RECORDS FOR THE EXERCISE below:

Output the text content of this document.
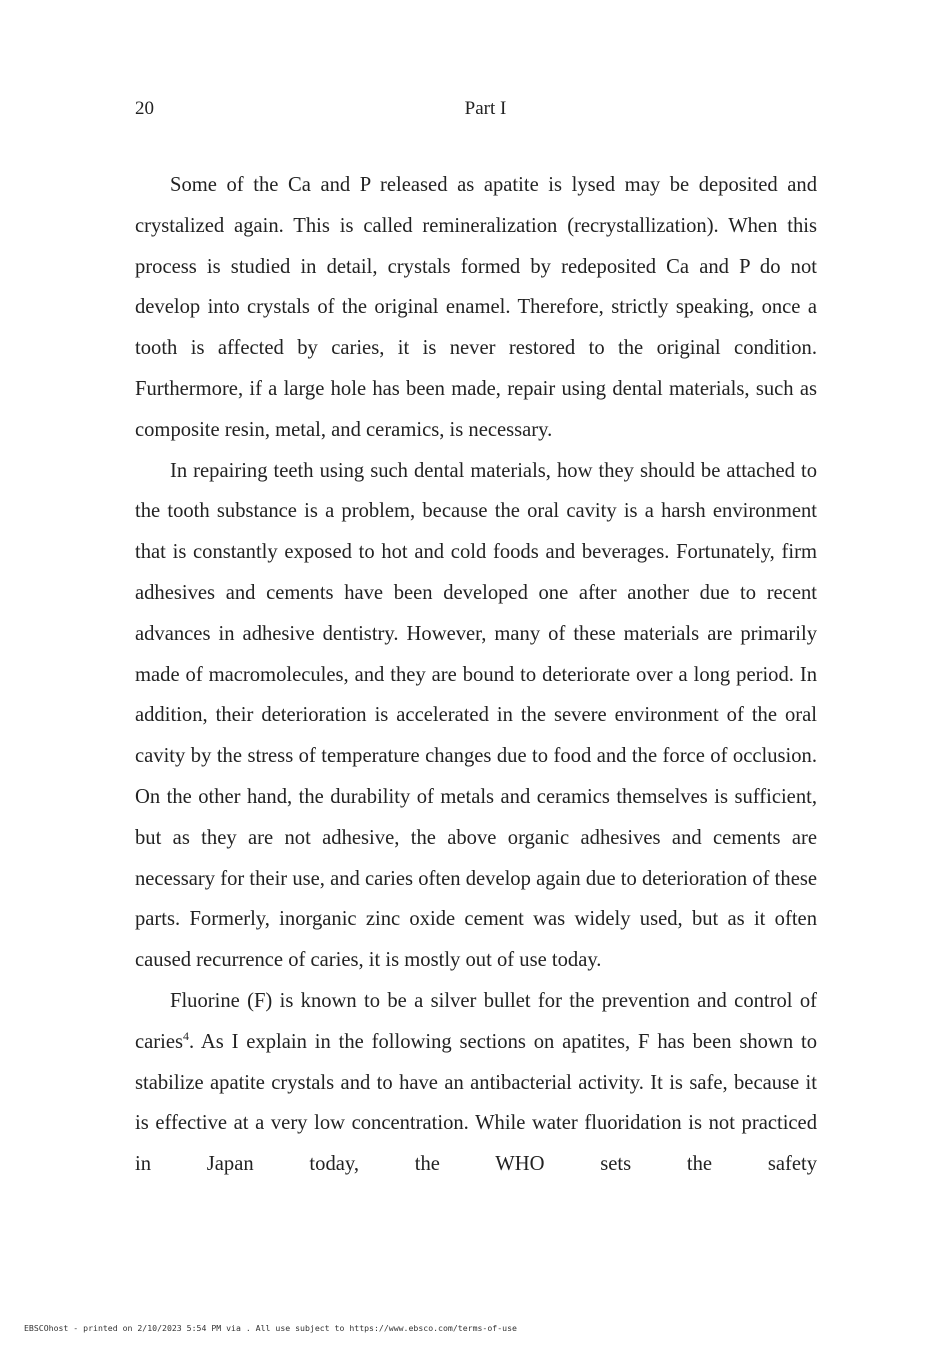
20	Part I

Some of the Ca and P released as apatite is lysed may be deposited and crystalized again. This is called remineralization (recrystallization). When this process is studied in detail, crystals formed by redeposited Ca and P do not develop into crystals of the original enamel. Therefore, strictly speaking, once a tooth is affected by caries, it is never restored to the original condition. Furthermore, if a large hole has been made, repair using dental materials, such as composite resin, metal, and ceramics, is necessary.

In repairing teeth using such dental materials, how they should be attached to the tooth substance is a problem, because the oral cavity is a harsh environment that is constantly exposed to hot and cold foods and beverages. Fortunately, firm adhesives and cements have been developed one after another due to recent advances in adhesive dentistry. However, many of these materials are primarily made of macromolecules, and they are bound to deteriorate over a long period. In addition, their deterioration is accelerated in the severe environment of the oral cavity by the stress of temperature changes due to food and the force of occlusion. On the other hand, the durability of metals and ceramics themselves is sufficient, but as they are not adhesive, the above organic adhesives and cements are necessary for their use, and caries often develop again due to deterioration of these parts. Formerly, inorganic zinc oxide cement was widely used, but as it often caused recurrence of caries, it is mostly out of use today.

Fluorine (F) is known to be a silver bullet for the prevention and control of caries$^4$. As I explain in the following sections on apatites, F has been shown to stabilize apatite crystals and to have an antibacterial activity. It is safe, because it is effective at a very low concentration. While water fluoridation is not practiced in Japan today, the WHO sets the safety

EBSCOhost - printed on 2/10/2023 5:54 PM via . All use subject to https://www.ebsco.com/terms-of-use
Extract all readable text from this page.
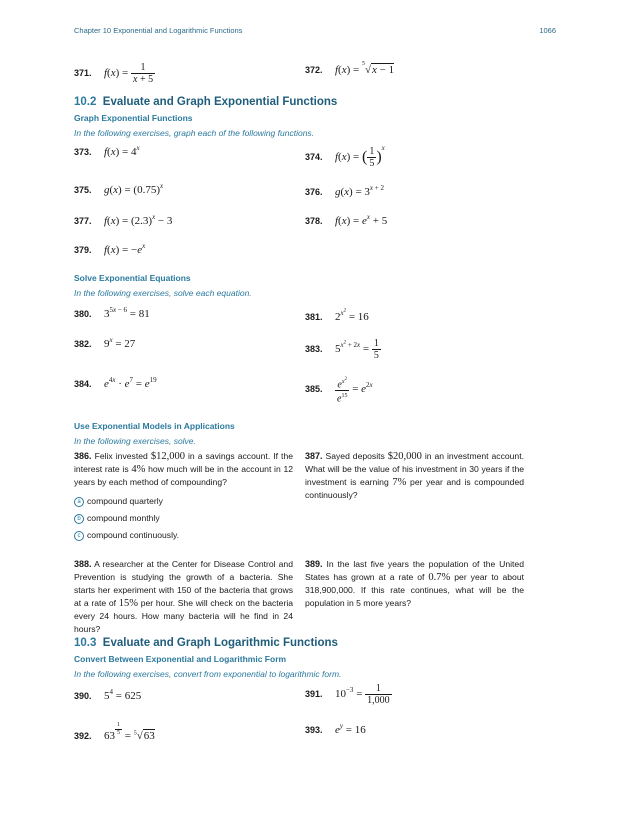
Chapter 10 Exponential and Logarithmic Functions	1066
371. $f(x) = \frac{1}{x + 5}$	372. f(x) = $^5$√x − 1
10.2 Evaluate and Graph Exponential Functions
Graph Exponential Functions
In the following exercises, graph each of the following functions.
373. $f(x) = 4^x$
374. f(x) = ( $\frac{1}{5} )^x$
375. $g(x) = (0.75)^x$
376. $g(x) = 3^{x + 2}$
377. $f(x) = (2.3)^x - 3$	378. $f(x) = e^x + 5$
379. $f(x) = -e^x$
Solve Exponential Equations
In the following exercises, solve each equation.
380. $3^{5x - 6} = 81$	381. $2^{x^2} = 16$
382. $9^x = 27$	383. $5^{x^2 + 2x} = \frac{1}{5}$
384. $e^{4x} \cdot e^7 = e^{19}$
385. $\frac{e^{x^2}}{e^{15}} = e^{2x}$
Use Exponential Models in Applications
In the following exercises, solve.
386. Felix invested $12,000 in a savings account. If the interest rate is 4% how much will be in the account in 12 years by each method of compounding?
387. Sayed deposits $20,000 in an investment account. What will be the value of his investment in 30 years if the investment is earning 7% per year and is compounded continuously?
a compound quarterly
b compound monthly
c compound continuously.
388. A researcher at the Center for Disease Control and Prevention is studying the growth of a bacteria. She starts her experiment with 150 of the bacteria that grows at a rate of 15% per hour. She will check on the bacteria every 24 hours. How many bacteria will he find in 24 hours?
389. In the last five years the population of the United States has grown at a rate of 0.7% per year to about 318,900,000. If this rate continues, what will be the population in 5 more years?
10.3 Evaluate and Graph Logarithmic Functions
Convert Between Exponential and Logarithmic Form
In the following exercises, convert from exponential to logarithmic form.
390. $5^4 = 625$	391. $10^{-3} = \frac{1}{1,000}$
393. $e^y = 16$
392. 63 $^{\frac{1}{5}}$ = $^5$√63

End of RECORDS FOR THE EXERCISE.
RECORDS FOR THE EXERCISE below:

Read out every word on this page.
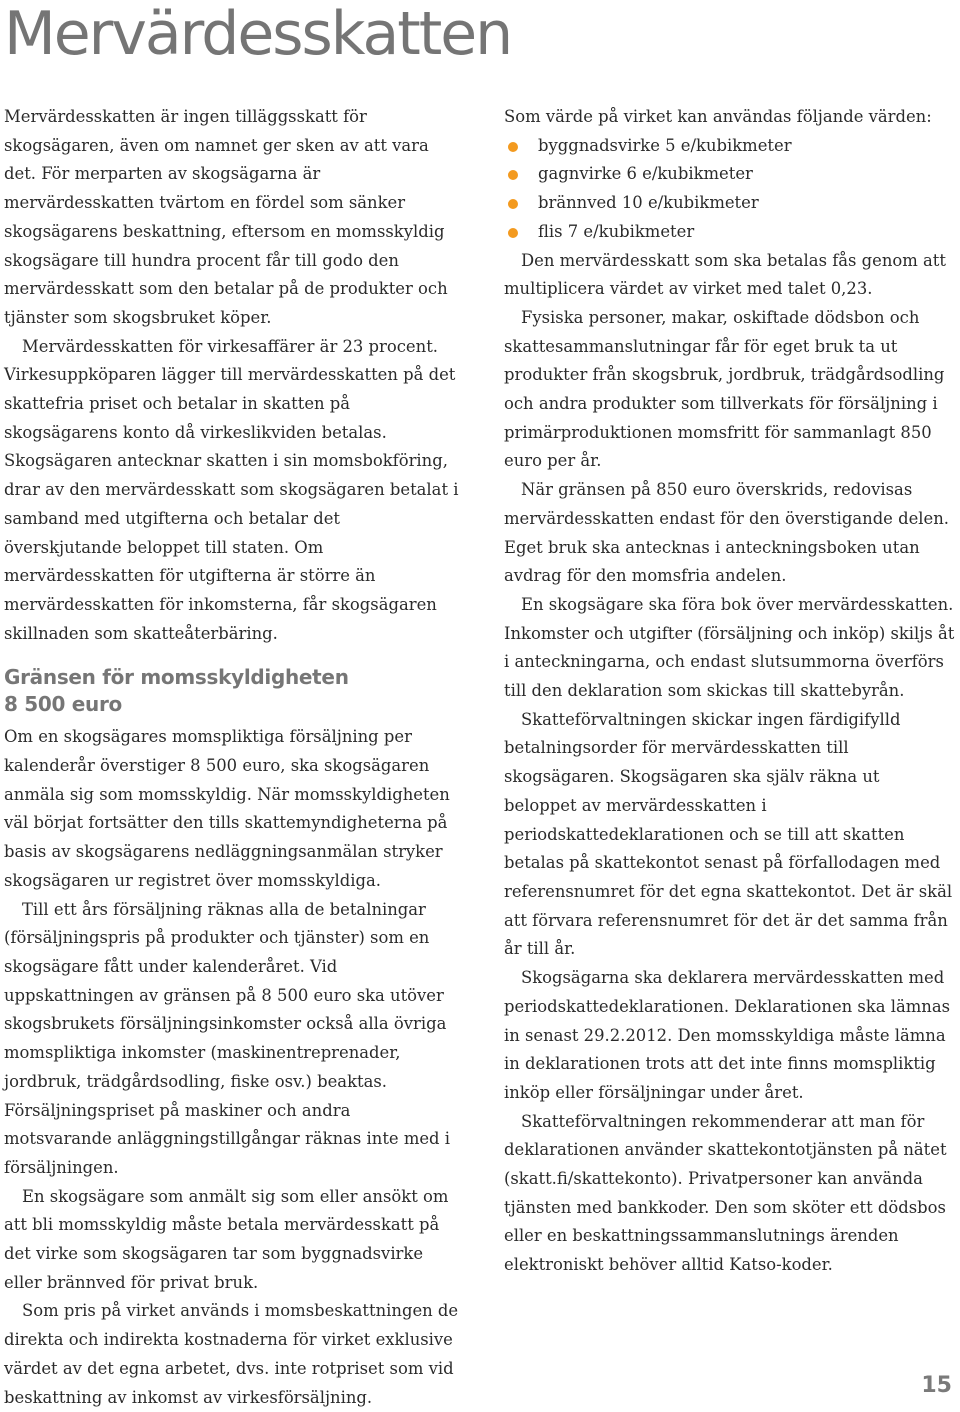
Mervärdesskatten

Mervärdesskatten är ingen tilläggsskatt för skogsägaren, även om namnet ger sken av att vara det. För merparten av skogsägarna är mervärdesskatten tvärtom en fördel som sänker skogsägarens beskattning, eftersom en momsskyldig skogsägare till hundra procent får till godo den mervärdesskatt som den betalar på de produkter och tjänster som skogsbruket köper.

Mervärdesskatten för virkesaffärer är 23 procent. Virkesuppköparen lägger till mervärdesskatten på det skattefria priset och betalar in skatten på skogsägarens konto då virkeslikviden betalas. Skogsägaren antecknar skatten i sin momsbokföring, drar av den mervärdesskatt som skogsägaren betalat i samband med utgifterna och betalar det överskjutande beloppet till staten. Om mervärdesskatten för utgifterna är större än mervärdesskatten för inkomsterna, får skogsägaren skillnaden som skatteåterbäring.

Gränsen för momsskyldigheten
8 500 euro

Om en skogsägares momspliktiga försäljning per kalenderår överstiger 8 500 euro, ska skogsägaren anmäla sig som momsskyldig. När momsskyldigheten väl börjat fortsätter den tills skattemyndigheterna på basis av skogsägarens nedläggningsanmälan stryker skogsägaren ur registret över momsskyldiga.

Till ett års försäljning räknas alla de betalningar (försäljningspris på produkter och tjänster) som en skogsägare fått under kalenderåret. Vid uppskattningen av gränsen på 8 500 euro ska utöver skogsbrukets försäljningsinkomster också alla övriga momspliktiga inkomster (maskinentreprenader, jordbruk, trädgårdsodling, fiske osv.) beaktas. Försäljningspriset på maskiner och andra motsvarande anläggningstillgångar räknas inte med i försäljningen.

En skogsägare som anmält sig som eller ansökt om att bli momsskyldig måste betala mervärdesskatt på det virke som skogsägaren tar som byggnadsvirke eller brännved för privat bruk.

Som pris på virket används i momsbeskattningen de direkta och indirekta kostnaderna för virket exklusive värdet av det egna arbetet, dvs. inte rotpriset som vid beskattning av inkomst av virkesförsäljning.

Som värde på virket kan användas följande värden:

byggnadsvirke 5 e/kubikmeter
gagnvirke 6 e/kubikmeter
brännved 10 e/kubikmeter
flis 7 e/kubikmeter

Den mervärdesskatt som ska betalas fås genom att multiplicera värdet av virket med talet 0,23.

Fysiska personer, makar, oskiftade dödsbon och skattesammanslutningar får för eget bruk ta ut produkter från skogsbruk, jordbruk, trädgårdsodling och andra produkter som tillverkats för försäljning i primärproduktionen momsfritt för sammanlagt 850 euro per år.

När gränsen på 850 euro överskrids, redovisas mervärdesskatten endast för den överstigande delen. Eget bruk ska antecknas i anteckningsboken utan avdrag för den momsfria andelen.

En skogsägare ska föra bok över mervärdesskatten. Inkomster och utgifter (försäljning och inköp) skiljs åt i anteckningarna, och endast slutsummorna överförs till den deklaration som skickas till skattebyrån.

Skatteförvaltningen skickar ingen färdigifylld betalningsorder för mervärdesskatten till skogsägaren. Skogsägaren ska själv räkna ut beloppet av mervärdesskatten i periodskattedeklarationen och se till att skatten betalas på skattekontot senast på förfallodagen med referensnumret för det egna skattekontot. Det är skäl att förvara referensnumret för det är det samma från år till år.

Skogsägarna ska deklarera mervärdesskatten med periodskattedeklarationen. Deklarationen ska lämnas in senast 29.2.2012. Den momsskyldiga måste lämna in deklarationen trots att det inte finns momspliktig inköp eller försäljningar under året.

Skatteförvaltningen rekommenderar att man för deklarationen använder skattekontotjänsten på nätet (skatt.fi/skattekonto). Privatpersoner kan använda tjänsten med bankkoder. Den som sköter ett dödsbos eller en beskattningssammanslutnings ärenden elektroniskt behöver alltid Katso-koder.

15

End of RECORDS FOR THE EXERCISE.

Among the lines of the records above, count those containing the word "apatite", then give the number by itself.

(ANSWER TO THIS TASK) 2